[Exercise brief] Find and copy every line in the records that includes the string "name".

Figure content listings
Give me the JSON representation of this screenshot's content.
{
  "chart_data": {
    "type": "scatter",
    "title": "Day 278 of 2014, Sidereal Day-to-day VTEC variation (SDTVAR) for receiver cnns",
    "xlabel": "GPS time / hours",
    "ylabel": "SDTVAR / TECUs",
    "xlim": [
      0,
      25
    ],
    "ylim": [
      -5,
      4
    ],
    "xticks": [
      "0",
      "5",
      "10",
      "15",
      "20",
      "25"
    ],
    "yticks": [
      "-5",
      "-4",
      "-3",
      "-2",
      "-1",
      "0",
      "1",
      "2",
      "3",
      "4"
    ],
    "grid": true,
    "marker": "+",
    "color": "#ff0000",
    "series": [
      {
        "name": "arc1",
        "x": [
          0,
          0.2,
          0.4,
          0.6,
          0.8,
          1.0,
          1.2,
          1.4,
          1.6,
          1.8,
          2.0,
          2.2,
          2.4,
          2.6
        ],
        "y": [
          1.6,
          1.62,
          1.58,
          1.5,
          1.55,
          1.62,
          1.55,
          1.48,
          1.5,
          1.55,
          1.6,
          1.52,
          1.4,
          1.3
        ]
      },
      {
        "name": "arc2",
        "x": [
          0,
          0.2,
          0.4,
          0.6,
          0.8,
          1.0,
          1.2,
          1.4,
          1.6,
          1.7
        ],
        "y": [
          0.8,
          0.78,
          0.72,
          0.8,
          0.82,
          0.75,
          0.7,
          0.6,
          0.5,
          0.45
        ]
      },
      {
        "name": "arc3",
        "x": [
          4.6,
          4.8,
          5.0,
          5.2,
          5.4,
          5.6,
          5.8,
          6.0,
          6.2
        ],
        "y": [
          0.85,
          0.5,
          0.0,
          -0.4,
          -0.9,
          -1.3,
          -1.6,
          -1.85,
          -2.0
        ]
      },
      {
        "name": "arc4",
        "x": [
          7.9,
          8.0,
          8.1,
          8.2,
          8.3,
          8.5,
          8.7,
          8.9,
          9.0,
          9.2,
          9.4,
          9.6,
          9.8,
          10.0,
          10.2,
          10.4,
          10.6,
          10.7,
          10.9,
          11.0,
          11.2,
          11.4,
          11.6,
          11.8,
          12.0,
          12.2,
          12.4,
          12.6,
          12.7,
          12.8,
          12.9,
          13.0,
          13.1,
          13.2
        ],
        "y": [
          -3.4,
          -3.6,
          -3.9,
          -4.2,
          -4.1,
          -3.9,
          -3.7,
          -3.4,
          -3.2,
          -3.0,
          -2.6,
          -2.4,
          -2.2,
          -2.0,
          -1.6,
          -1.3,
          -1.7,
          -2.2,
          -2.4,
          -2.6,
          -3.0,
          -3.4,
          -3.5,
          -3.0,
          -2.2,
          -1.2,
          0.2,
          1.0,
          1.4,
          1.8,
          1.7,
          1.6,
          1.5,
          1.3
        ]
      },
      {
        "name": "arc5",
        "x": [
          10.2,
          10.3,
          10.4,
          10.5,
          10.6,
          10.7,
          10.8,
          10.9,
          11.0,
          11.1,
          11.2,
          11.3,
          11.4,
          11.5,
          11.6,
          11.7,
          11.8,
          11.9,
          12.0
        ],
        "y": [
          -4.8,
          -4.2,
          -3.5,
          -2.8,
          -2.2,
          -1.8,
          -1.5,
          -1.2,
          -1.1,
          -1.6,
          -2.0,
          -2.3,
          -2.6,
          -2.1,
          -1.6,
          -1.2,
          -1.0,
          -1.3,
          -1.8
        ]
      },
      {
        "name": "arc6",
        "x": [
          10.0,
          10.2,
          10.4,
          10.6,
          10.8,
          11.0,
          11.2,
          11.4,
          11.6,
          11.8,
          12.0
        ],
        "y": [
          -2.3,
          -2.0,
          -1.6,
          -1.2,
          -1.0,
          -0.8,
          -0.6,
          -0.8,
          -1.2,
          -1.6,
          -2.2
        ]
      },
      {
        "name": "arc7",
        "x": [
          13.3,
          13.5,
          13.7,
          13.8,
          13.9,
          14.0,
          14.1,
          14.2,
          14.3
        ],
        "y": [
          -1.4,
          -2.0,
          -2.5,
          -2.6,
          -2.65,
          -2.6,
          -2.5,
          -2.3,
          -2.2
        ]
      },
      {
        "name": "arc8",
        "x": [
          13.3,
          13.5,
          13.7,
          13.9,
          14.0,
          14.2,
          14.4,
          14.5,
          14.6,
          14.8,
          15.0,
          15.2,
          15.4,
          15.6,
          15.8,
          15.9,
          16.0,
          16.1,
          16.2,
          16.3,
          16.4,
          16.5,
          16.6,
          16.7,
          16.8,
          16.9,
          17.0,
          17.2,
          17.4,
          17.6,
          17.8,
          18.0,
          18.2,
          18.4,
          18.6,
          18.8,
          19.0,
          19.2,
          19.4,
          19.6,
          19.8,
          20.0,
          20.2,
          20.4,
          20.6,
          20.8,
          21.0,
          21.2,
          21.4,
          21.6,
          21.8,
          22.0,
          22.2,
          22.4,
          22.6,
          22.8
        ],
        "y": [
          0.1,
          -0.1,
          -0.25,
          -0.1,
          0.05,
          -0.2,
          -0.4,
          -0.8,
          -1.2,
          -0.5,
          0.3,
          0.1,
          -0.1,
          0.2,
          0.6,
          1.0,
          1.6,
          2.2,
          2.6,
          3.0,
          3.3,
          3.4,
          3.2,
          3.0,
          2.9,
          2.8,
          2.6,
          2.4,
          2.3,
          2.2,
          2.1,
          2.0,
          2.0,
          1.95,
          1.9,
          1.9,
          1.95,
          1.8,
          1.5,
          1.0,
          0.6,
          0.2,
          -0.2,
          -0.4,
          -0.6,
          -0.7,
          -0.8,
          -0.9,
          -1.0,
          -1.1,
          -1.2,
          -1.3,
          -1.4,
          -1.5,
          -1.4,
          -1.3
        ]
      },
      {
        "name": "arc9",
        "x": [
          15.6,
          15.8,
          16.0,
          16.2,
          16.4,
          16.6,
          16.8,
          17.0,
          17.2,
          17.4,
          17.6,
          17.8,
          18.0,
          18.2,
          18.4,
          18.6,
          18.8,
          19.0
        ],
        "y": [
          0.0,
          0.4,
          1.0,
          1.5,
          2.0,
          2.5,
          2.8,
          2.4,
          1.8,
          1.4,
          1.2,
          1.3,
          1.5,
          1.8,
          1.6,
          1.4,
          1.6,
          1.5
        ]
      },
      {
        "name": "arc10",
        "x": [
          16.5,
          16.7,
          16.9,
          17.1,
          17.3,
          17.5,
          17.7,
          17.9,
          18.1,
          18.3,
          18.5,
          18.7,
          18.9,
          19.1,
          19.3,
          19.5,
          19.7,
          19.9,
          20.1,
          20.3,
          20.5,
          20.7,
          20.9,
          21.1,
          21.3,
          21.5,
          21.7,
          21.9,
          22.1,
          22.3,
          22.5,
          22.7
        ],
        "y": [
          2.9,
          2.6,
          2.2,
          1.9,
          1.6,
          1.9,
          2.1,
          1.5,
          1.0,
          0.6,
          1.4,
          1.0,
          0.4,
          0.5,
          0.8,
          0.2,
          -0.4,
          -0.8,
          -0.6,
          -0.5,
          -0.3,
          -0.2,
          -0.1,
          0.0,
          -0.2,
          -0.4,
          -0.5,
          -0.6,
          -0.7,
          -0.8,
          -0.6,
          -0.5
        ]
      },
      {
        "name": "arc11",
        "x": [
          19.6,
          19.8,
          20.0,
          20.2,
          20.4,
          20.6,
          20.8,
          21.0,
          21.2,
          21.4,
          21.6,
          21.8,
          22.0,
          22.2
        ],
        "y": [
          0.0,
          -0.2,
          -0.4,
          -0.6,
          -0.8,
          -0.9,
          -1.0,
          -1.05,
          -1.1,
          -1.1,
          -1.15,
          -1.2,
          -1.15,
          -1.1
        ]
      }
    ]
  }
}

[Final result]
        "name": "arc1",
        "name": "arc2",
        "name": "arc3",
        "name": "arc4",
        "name": "arc5",
        "name": "arc6",
        "name": "arc7",
        "name": "arc8",
        "name": "arc9",
        "name": "arc10",
        "name": "arc11",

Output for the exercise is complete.